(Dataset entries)

--------------------------------

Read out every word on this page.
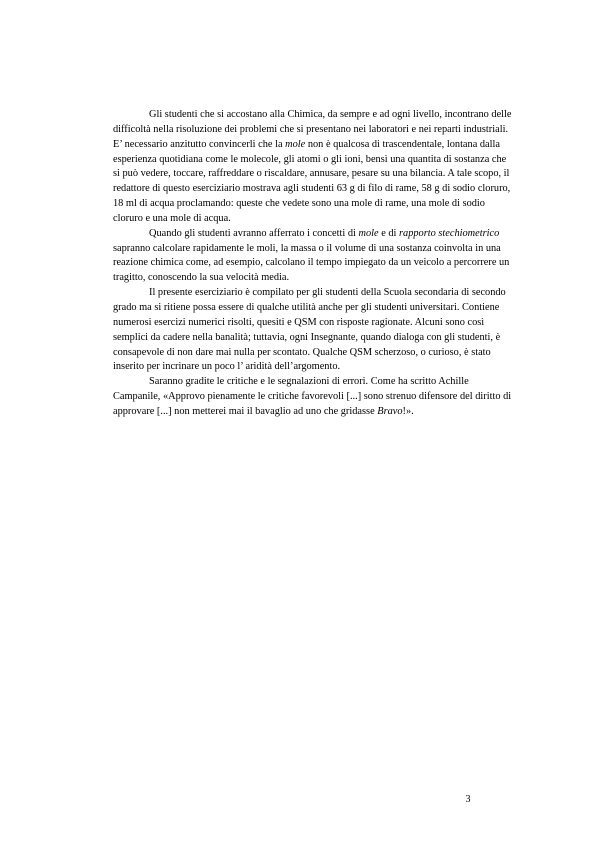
Gli studenti che si accostano alla Chimica, da sempre e ad ogni livello, incontrano delle difficoltà nella risoluzione dei problemi che si presentano nei laboratori e nei reparti industriali. E’ necessario anzitutto convincerli che la mole non è qualcosa di trascendentale, lontana dalla esperienza quotidiana come le molecole, gli atomi o gli ioni, bensì una quantita di sostanza che si può vedere, toccare, raffreddare o riscaldare, annusare, pesare su una bilancia. A tale scopo, il redattore di questo eserciziario mostrava agli studenti 63 g di filo di rame, 58 g di sodio cloruro, 18 ml di acqua proclamando: queste che vedete sono una mole di rame, una mole di sodio cloruro e una mole di acqua.

Quando gli studenti avranno afferrato i concetti di mole e di rapporto stechiometrico sapranno calcolare rapidamente le moli, la massa o il volume di una sostanza coinvolta in una reazione chimica come, ad esempio, calcolano il tempo impiegato da un veicolo a percorrere un tragitto, conoscendo la sua velocità media.

Il presente eserciziario è compilato per gli studenti della Scuola secondaria di secondo grado ma si ritiene possa essere di qualche utilità anche per gli studenti universitari. Contiene numerosi esercizi numerici risolti, quesiti e QSM con risposte ragionate. Alcuni sono così semplici da cadere nella banalità; tuttavia, ogni Insegnante, quando dialoga con gli studenti, è consapevole di non dare mai nulla per scontato. Qualche QSM scherzoso, o curioso, è stato inserito per incrinare un poco l’ aridità dell’argomento.

Saranno gradite le critiche e le segnalazioni di errori. Come ha scritto Achille Campanile, «Approvo pienamente le critiche favorevoli [...] sono strenuo difensore del diritto di approvare [...] non metterei mai il bavaglio ad uno che gridasse Bravo!».

3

--------------------------------

THE TASK:
Reproduce the listing exactly. Leave its pictures out.

THE ANSWER:
Read out every word on this page.
Gli studenti che si accostano alla Chimica, da sempre e ad ogni livello, incontrano delle difficoltà nella risoluzione dei problemi che si presentano nei laboratori e nei reparti industriali. E’ necessario anzitutto convincerli che la mole non è qualcosa di trascendentale, lontana dalla esperienza quotidiana come le molecole, gli atomi o gli ioni, bensì una quantita di sostanza che si può vedere, toccare, raffreddare o riscaldare, annusare, pesare su una bilancia. A tale scopo, il redattore di questo eserciziario mostrava agli studenti 63 g di filo di rame, 58 g di sodio cloruro, 18 ml di acqua proclamando: queste che vedete sono una mole di rame, una mole di sodio cloruro e una mole di acqua.

Quando gli studenti avranno afferrato i concetti di mole e di rapporto stechiometrico sapranno calcolare rapidamente le moli, la massa o il volume di una sostanza coinvolta in una reazione chimica come, ad esempio, calcolano il tempo impiegato da un veicolo a percorrere un tragitto, conoscendo la sua velocità media.

Il presente eserciziario è compilato per gli studenti della Scuola secondaria di secondo grado ma si ritiene possa essere di qualche utilità anche per gli studenti universitari. Contiene numerosi esercizi numerici risolti, quesiti e QSM con risposte ragionate. Alcuni sono così semplici da cadere nella banalità; tuttavia, ogni Insegnante, quando dialoga con gli studenti, è consapevole di non dare mai nulla per scontato. Qualche QSM scherzoso, o curioso, è stato inserito per incrinare un poco l’ aridità dell’argomento.

Saranno gradite le critiche e le segnalazioni di errori. Come ha scritto Achille Campanile, «Approvo pienamente le critiche favorevoli [...] sono strenuo difensore del diritto di approvare [...] non metterei mai il bavaglio ad uno che gridasse Bravo!».

3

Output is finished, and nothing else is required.